• [Ihre Aufgabe] Geben Sie den Abschnitt der Kolumne wortgetreu wieder, der mit „Johannas Fest: Bitte“ beginnt und mit „Sommerresidenz erhalten hat.“ endet.

Kolumnen

Johannas Fest: Bitte bringt euer Bettzeug mit!

Vergangenen Sonntag waren wir bei Martha zu einem fulminanten Grillabend eingeladen. Die Geschäftsfrau ist eine der besten Gastgeberinnen, die ich kenne, kocht jeweils mehrere Gänge und bäckt dann noch so nebenher am Morgen eine Torte. Zwischen Karfiol- und Couscous-Salat, Spargeln, gefüllten Zucchini, Spareribs und Kalbskoteletts tauschten wir uns über unsere Urlaubspläne aus.

Die meisten österreichischen Hotels, Pensionen und Privatquartiere mit Seezugang sind in den Sommermonaten 2020 hoffnungslos ausgebucht.

Wer ein Haus am See hat, kann über alles Mögliche klagen, nur über eines wohl kaum: Einsamkeit.

Glücklich ist, wer von Freunden eine Einladung für ein paar Tage in eine solche Sommerresidenz erhalten hat.

Mit zur neunköpfigen Gästeschar zählte Sabine.

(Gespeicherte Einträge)
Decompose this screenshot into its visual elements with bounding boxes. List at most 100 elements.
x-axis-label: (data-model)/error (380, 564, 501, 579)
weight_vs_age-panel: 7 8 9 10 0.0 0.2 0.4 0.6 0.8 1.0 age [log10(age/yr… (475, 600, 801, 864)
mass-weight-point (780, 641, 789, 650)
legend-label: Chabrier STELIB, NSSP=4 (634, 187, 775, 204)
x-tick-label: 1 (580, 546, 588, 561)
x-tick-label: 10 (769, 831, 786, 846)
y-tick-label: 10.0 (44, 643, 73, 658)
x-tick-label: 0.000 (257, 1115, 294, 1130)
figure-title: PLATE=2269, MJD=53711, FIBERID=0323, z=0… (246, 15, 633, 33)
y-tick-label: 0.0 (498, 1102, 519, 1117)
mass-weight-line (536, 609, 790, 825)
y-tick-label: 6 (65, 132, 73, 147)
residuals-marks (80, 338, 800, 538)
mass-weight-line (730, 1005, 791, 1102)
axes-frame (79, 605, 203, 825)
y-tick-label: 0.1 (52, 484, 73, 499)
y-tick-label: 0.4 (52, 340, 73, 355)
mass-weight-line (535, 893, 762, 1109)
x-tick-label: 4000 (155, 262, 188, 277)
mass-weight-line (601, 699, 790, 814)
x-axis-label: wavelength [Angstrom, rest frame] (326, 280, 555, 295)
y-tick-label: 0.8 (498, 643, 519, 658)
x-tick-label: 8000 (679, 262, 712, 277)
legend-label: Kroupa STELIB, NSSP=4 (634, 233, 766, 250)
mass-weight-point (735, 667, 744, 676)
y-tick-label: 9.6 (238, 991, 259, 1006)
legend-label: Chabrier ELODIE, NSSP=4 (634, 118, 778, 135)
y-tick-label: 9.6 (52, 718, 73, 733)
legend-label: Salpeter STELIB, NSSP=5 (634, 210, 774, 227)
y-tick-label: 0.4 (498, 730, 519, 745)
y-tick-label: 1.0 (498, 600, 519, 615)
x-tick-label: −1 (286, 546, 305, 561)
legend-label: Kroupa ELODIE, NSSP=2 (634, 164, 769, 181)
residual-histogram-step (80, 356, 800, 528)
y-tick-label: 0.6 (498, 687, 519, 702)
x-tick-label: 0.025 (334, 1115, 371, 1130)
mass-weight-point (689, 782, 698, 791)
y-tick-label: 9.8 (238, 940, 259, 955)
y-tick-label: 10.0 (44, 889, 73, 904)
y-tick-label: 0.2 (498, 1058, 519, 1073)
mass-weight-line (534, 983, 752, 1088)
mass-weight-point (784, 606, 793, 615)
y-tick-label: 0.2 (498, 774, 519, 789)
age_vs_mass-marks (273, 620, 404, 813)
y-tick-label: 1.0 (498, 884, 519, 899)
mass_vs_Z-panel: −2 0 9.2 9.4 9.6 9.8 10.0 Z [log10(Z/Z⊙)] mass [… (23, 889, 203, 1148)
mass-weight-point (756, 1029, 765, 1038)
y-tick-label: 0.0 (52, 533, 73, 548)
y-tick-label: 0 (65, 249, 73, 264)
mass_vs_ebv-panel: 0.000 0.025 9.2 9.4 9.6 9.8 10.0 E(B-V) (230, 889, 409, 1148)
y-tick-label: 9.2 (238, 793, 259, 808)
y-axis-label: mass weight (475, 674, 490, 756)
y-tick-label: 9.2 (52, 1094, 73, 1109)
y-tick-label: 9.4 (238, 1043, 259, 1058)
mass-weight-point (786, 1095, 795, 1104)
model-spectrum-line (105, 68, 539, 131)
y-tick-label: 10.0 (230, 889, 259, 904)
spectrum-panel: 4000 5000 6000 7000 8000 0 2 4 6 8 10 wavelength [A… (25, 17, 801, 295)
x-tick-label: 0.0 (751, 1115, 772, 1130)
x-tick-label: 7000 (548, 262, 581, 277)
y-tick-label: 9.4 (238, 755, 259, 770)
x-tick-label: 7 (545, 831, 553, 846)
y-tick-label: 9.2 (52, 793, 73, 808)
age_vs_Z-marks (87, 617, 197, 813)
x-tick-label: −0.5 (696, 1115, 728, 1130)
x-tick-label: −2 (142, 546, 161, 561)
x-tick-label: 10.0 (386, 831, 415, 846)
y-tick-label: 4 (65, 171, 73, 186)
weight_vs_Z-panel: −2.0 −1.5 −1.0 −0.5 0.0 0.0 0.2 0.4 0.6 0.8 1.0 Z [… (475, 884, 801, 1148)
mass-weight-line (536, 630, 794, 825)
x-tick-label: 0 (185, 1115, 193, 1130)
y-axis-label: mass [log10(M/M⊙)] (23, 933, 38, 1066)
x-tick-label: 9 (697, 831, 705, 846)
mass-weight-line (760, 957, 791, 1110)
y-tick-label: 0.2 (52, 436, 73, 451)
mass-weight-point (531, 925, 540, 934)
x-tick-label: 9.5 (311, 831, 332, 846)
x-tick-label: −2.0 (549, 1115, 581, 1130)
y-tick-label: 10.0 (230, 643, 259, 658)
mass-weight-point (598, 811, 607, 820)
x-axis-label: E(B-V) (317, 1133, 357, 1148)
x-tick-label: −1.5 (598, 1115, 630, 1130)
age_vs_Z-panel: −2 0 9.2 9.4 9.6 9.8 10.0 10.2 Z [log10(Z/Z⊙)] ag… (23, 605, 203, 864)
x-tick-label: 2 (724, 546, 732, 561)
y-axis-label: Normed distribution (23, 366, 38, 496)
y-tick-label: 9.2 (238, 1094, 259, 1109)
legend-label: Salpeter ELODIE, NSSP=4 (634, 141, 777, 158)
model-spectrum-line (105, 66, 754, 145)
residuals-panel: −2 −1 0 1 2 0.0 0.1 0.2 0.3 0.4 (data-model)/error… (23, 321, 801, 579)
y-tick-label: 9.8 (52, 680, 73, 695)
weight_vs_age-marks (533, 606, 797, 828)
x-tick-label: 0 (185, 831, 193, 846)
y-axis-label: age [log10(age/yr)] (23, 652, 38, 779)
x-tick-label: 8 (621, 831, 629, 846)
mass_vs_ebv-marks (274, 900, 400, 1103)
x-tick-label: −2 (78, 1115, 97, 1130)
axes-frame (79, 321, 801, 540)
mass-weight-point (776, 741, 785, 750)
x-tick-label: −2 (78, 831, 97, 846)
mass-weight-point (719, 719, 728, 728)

• [Antwort zur Aufgabe]
Johannas Fest: Bitte bringt euer Bettzeug mit!

Vergangenen Sonntag waren wir bei Martha zu einem fulminanten Grillabend eingeladen. Die Geschäftsfrau ist eine der besten Gastgeberinnen, die ich kenne, kocht jeweils mehrere Gänge und bäckt dann noch so nebenher am Morgen eine Torte. Zwischen Karfiol- und Couscous-Salat, Spargeln, gefüllten Zucchini, Spareribs und Kalbskoteletts tauschten wir uns über unsere Urlaubspläne aus.

Die meisten österreichischen Hotels, Pensionen und Privatquartiere mit Seezugang sind in den Sommermonaten 2020 hoffnungslos ausgebucht.

Wer ein Haus am See hat, kann über alles Mögliche klagen, nur über eines wohl kaum: Einsamkeit.

Glücklich ist, wer von Freunden eine Einladung für ein paar Tage in eine solche Sommerresidenz erhalten hat.